Task statement: Your task is to copy every line of the entries that contains "payments".

Some records
★ ★ ★ ★ ★

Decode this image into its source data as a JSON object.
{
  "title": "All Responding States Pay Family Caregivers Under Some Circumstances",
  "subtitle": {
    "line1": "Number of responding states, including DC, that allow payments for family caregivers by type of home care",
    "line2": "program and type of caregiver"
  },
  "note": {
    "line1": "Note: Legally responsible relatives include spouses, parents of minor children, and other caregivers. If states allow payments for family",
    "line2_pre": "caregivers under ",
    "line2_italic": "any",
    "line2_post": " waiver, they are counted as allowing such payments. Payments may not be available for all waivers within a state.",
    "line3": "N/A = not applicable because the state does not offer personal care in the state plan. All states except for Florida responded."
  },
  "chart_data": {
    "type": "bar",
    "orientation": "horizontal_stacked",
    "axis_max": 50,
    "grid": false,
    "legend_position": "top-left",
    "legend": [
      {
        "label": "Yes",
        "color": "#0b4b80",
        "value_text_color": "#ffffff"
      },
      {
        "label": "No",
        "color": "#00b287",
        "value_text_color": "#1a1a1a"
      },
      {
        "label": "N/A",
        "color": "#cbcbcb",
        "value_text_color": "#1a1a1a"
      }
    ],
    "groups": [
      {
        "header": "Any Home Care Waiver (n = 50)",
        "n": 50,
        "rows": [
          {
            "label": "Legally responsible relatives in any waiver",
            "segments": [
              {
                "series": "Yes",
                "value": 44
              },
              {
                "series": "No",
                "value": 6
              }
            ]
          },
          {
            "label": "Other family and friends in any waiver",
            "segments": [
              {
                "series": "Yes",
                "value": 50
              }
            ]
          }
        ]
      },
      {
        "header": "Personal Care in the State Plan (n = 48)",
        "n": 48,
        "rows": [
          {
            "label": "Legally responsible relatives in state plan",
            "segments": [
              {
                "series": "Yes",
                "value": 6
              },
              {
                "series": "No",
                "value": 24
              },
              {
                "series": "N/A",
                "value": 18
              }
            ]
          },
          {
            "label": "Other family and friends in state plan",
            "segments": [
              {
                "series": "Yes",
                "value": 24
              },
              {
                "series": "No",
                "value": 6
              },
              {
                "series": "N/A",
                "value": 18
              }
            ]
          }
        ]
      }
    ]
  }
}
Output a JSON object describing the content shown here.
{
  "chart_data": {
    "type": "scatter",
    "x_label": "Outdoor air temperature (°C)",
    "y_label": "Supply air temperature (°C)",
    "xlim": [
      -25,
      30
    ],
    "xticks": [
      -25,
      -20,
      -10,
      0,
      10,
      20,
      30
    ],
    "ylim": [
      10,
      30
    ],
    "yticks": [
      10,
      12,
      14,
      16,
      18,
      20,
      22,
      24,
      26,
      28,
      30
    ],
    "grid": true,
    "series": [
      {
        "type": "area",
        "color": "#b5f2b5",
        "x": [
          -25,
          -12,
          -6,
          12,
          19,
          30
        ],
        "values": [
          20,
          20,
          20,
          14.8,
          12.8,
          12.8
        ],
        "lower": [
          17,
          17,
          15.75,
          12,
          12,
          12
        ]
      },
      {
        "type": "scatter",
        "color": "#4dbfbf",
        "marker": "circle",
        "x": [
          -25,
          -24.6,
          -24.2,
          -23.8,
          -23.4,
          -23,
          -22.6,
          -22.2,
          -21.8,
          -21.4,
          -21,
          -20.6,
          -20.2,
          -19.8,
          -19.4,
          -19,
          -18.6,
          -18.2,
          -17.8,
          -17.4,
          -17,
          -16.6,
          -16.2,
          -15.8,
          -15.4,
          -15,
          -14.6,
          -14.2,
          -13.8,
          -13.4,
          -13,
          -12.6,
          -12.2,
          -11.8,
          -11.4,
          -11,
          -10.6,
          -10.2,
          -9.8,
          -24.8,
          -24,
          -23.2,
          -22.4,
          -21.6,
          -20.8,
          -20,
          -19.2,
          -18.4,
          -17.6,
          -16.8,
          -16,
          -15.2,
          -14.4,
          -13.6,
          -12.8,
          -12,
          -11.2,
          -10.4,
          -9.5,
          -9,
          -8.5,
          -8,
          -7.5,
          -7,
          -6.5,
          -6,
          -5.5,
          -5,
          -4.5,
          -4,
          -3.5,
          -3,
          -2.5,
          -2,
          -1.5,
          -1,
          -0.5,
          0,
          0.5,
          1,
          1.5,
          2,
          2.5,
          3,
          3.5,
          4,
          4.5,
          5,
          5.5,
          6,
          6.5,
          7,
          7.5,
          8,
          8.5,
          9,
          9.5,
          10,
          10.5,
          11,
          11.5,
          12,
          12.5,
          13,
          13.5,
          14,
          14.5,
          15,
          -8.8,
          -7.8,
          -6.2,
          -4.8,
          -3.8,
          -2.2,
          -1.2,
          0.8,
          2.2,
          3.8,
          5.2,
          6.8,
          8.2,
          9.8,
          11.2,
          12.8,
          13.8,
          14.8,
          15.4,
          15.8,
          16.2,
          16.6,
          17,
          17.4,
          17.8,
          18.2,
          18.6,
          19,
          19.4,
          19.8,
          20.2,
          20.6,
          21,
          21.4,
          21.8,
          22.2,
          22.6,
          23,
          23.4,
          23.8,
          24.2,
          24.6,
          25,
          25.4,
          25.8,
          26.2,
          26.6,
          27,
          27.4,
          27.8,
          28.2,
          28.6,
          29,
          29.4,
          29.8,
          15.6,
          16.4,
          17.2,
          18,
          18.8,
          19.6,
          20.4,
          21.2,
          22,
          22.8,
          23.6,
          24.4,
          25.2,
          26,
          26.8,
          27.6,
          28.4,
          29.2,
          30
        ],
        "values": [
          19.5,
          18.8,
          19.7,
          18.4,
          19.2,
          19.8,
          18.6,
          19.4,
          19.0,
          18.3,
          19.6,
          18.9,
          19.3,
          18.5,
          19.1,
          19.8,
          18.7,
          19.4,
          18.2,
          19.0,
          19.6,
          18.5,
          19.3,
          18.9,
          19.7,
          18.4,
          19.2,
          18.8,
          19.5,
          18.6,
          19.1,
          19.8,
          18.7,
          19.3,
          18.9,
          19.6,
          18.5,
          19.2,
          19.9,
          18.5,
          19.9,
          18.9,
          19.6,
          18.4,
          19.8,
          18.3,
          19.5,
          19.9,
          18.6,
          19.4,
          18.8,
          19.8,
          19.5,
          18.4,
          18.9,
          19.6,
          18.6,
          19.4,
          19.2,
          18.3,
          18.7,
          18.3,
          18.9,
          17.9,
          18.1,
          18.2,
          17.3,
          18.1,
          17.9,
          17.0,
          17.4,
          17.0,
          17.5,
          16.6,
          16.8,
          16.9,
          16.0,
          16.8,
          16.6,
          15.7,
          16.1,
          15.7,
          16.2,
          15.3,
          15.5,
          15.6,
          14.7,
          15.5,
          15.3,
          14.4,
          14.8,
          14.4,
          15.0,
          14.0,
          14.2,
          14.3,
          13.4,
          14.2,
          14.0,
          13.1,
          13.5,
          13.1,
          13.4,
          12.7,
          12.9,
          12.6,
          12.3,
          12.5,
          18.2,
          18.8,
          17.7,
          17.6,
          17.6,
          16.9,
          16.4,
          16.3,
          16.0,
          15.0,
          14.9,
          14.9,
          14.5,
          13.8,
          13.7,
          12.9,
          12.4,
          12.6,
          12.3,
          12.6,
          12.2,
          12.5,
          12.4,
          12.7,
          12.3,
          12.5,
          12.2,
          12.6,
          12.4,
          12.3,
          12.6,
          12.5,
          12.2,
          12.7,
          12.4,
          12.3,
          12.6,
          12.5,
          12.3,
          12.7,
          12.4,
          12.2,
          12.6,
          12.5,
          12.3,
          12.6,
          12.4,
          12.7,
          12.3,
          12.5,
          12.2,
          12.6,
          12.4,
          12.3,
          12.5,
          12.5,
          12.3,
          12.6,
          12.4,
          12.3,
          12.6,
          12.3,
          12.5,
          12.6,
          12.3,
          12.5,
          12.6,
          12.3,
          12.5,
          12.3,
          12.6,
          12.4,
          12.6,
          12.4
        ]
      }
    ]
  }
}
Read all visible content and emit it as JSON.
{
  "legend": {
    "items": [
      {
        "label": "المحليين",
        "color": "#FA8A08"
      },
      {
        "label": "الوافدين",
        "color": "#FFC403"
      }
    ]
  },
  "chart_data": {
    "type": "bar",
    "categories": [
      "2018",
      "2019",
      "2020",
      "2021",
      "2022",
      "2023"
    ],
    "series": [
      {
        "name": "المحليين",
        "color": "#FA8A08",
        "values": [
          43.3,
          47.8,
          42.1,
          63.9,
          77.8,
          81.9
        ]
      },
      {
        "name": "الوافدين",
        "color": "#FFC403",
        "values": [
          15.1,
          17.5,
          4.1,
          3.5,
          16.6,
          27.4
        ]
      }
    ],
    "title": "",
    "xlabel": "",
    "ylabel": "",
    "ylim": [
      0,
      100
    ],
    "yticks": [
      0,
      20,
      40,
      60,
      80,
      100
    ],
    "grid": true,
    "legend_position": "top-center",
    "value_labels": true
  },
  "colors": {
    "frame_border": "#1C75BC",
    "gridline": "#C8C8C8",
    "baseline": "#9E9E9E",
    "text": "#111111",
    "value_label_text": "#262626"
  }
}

★ ★ ★ ★ ★

Result of this task:
    "line1": "Number of responding states, including DC, that allow payments for family caregivers by type of home care",
    "line1": "Note: Legally responsible relatives include spouses, parents of minor children, and other caregivers. If states allow payments for family",
    "line2_post": " waiver, they are counted as allowing such payments. Payments may not be available for all waivers within a state.",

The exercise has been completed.